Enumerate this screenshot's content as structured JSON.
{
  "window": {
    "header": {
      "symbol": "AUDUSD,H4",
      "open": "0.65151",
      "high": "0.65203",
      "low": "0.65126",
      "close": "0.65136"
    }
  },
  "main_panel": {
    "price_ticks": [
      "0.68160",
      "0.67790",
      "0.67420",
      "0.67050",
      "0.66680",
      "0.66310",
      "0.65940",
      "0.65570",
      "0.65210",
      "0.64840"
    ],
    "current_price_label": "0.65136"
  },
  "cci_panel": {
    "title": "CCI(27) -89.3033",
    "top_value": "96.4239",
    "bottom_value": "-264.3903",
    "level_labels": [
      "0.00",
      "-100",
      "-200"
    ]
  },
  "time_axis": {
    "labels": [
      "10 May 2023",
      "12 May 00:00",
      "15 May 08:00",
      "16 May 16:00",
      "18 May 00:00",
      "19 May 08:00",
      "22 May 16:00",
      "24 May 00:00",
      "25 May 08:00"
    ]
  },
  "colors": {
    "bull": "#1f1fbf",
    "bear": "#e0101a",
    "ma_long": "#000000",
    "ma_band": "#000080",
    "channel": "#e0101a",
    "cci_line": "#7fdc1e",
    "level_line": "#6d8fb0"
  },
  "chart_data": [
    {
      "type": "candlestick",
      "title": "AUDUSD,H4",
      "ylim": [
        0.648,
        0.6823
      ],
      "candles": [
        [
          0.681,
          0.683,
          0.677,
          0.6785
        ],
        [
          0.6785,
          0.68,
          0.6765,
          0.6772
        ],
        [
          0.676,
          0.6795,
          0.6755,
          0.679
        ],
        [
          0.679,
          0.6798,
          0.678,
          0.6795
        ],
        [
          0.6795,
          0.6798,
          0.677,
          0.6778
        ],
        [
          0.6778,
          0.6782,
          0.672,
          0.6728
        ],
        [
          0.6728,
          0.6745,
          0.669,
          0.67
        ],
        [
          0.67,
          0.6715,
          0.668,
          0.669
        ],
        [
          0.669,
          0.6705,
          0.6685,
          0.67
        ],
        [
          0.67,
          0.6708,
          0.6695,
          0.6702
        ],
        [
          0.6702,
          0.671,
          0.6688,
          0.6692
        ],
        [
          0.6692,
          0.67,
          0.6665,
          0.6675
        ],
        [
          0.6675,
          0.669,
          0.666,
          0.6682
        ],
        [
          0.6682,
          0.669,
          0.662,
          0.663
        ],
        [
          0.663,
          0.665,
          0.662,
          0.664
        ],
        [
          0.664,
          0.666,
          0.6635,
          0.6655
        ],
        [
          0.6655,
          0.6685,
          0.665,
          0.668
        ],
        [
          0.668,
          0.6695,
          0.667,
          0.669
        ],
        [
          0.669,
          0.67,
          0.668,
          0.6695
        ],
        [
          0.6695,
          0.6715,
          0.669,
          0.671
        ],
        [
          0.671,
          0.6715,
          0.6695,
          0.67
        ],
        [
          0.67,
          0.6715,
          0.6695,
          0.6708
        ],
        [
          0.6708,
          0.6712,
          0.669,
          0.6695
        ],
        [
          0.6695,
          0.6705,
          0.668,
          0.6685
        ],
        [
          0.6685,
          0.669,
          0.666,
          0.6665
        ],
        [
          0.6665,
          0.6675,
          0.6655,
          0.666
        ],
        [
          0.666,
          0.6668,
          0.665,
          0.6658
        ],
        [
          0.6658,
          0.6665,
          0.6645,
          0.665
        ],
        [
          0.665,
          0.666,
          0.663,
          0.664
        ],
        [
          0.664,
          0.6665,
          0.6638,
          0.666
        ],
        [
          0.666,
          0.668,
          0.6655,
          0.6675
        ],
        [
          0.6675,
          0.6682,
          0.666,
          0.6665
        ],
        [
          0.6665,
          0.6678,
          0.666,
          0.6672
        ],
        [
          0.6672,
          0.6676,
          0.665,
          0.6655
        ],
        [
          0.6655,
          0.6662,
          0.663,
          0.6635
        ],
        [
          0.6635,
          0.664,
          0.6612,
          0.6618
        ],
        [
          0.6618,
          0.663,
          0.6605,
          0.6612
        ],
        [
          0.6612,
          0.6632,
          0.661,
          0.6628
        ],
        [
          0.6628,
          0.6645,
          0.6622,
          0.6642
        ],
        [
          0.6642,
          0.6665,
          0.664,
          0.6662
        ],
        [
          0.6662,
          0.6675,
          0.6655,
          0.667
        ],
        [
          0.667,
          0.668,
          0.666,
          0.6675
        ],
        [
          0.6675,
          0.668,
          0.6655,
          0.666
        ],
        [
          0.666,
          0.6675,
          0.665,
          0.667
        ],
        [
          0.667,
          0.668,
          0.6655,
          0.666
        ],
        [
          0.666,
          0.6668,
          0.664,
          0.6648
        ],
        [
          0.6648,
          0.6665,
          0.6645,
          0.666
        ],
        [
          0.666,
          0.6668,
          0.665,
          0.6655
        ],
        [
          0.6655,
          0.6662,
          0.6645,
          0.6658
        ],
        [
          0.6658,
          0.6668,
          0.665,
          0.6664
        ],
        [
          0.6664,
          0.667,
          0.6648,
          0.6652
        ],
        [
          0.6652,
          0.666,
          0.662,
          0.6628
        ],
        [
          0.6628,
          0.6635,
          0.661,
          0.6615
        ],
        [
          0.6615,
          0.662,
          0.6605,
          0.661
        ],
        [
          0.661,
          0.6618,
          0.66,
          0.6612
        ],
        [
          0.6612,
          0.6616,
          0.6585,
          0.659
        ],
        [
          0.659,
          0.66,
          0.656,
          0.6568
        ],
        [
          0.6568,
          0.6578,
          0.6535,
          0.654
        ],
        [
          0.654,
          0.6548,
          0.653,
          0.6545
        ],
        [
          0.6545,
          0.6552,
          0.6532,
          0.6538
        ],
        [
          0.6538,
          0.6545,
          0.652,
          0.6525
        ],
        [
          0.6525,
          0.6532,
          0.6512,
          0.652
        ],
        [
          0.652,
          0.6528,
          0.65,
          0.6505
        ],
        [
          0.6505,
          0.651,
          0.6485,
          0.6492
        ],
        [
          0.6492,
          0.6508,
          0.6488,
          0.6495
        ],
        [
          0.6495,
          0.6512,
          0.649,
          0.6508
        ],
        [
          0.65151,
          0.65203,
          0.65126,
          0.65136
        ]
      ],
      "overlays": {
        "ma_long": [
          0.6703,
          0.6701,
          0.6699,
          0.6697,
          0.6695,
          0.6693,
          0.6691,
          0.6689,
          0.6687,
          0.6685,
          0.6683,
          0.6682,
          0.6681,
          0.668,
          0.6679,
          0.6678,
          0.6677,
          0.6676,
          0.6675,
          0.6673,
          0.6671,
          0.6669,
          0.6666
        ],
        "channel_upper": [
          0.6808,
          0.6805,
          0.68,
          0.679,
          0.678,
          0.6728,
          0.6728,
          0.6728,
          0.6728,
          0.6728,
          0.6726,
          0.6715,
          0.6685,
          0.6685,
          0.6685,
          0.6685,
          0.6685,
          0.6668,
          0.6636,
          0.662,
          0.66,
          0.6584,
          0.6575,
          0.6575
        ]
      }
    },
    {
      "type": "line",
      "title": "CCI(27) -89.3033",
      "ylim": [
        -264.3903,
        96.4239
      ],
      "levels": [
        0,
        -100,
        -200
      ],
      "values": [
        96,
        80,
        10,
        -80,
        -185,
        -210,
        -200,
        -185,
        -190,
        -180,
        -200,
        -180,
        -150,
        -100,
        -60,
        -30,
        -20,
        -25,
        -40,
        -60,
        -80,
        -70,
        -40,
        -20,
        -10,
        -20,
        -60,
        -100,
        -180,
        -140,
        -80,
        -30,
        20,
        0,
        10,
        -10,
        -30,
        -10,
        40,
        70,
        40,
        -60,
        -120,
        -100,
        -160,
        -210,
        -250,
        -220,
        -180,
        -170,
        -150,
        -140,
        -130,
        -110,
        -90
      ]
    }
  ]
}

****************************************

How many lines of these entries contain the string "title"? Reply with the number alone.

• [WRITTEN REPLY]:
3